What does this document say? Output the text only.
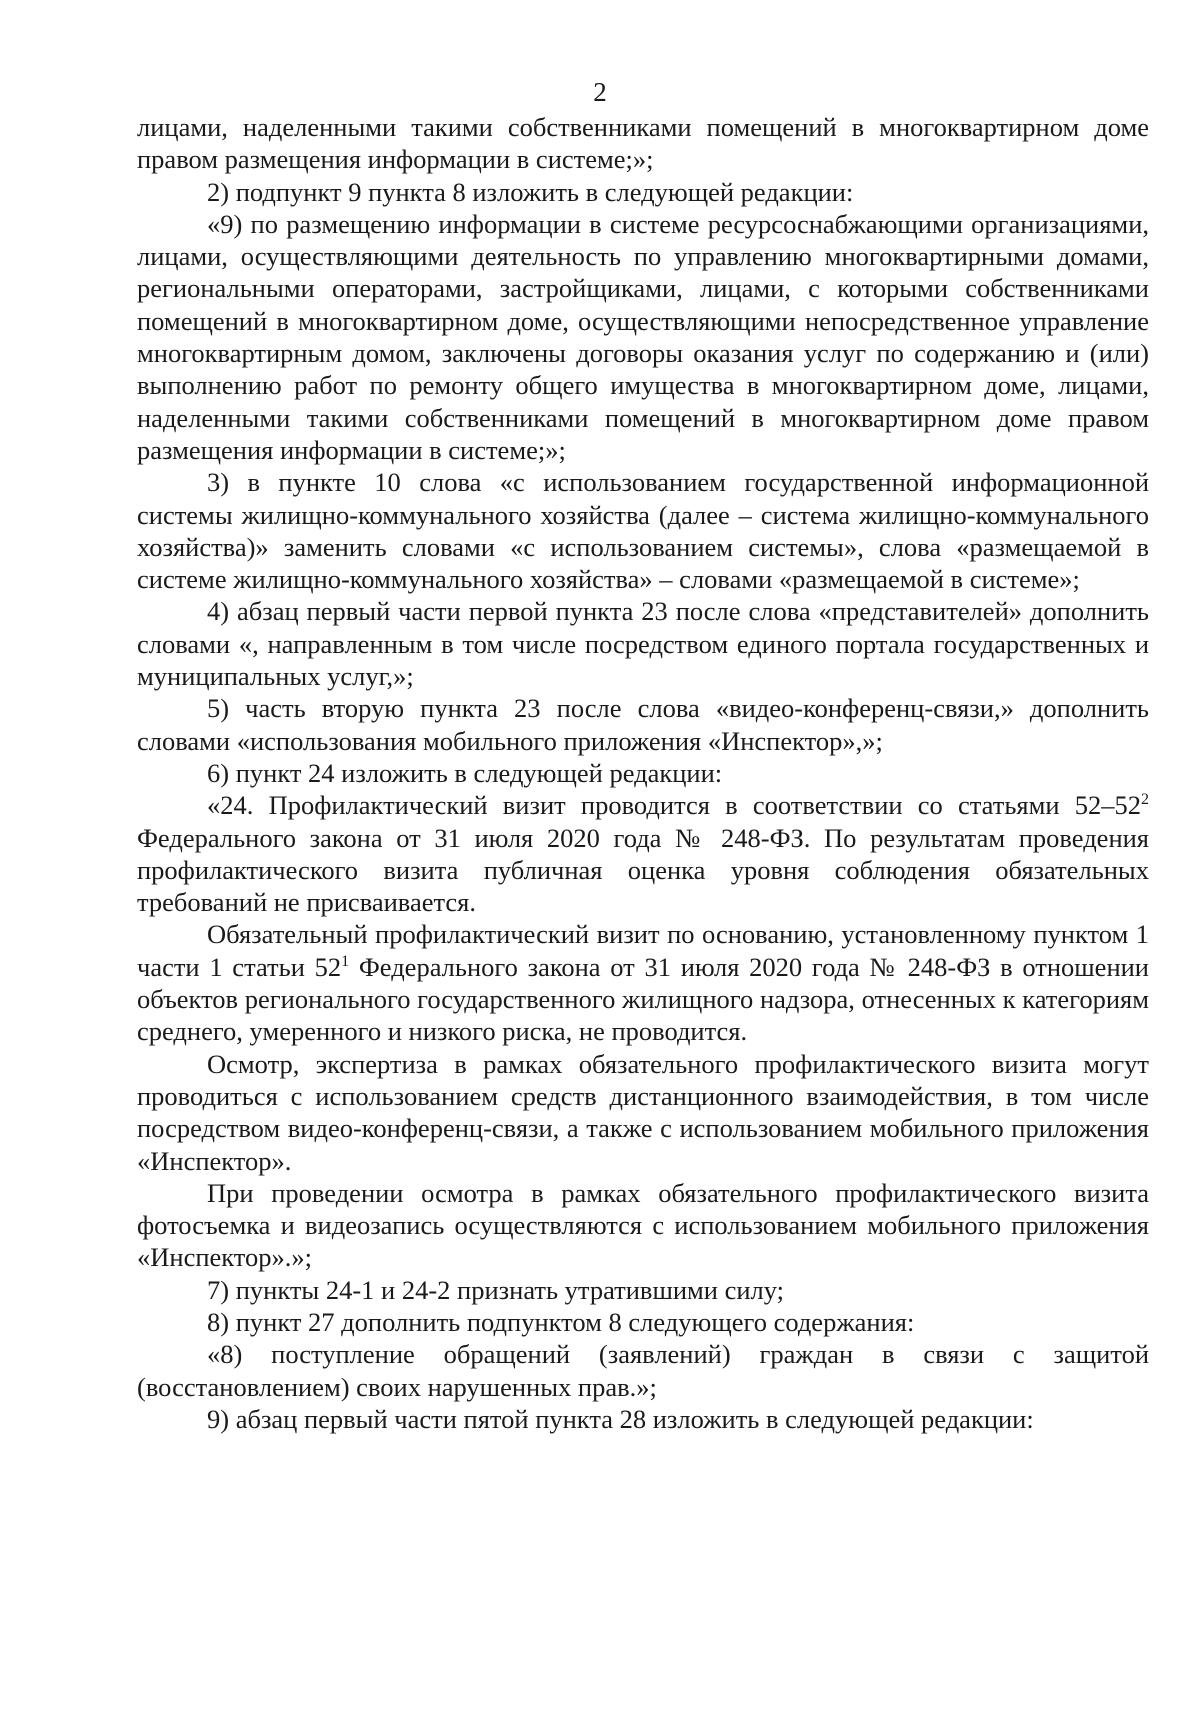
2

лицами, наделенными такими собственниками помещений в многоквартирном доме правом размещения информации в системе;»;

2) подпункт 9 пункта 8 изложить в следующей редакции:

«9) по размещению информации в системе ресурсоснабжающими организациями, лицами, осуществляющими деятельность по управлению многоквартирными домами, региональными операторами, застройщиками, лицами, с которыми собственниками помещений в многоквартирном доме, осуществляющими непосредственное управление многоквартирным домом, заключены договоры оказания услуг по содержанию и (или) выполнению работ по ремонту общего имущества в многоквартирном доме, лицами, наделенными такими собственниками помещений в многоквартирном доме правом размещения информации в системе;»;

3) в пункте 10 слова «с использованием государственной информационной системы жилищно-коммунального хозяйства (далее – система жилищно-коммунального хозяйства)» заменить словами «с использованием системы», слова «размещаемой в системе жилищно-коммунального хозяйства» – словами «размещаемой в системе»;

4) абзац первый части первой пункта 23 после слова «представителей» дополнить словами «, направленным в том числе посредством единого портала государственных и муниципальных услуг,»;

5) часть вторую пункта 23 после слова «видео-конференц-связи,» дополнить словами «использования мобильного приложения «Инспектор»,»;

6) пункт 24 изложить в следующей редакции:

«24. Профилактический визит проводится в соответствии со статьями $52-52^2$ Федерального закона от 31 июля 2020 года № 248-ФЗ. По результатам проведения профилактического визита публичная оценка уровня соблюдения обязательных требований не присваивается.

Обязательный профилактический визит по основанию, установленному пунктом 1 части 1 статьи $52^1$ Федерального закона от 31 июля 2020 года № 248-ФЗ в отношении объектов регионального государственного жилищного надзора, отнесенных к категориям среднего, умеренного и низкого риска, не проводится.

Осмотр, экспертиза в рамках обязательного профилактического визита могут проводиться с использованием средств дистанционного взаимодействия, в том числе посредством видео-конференц-связи, а также с использованием мобильного приложения «Инспектор».

При проведении осмотра в рамках обязательного профилактического визита фотосъемка и видеозапись осуществляются с использованием мобильного приложения «Инспектор».»;

7) пункты 24-1 и 24-2 признать утратившими силу;

8) пункт 27 дополнить подпунктом 8 следующего содержания:

«8) поступление обращений (заявлений) граждан в связи с защитой (восстановлением) своих нарушенных прав.»;

9) абзац первый части пятой пункта 28 изложить в следующей редакции:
━━━
### What is required
Scan the listing above for the word "приложения" and copy every line that holds it.

### Result of the exercise
5) часть вторую пункта 23 после слова «видео-конференц-связи,» дополнить словами «использования мобильного приложения «Инспектор»,»;
Осмотр, экспертиза в рамках обязательного профилактического визита могут проводиться с использованием средств дистанционного взаимодействия, в том числе посредством видео-конференц-связи, а также с использованием мобильного приложения «Инспектор».
При проведении осмотра в рамках обязательного профилактического визита фотосъемка и видеозапись осуществляются с использованием мобильного приложения «Инспектор».»;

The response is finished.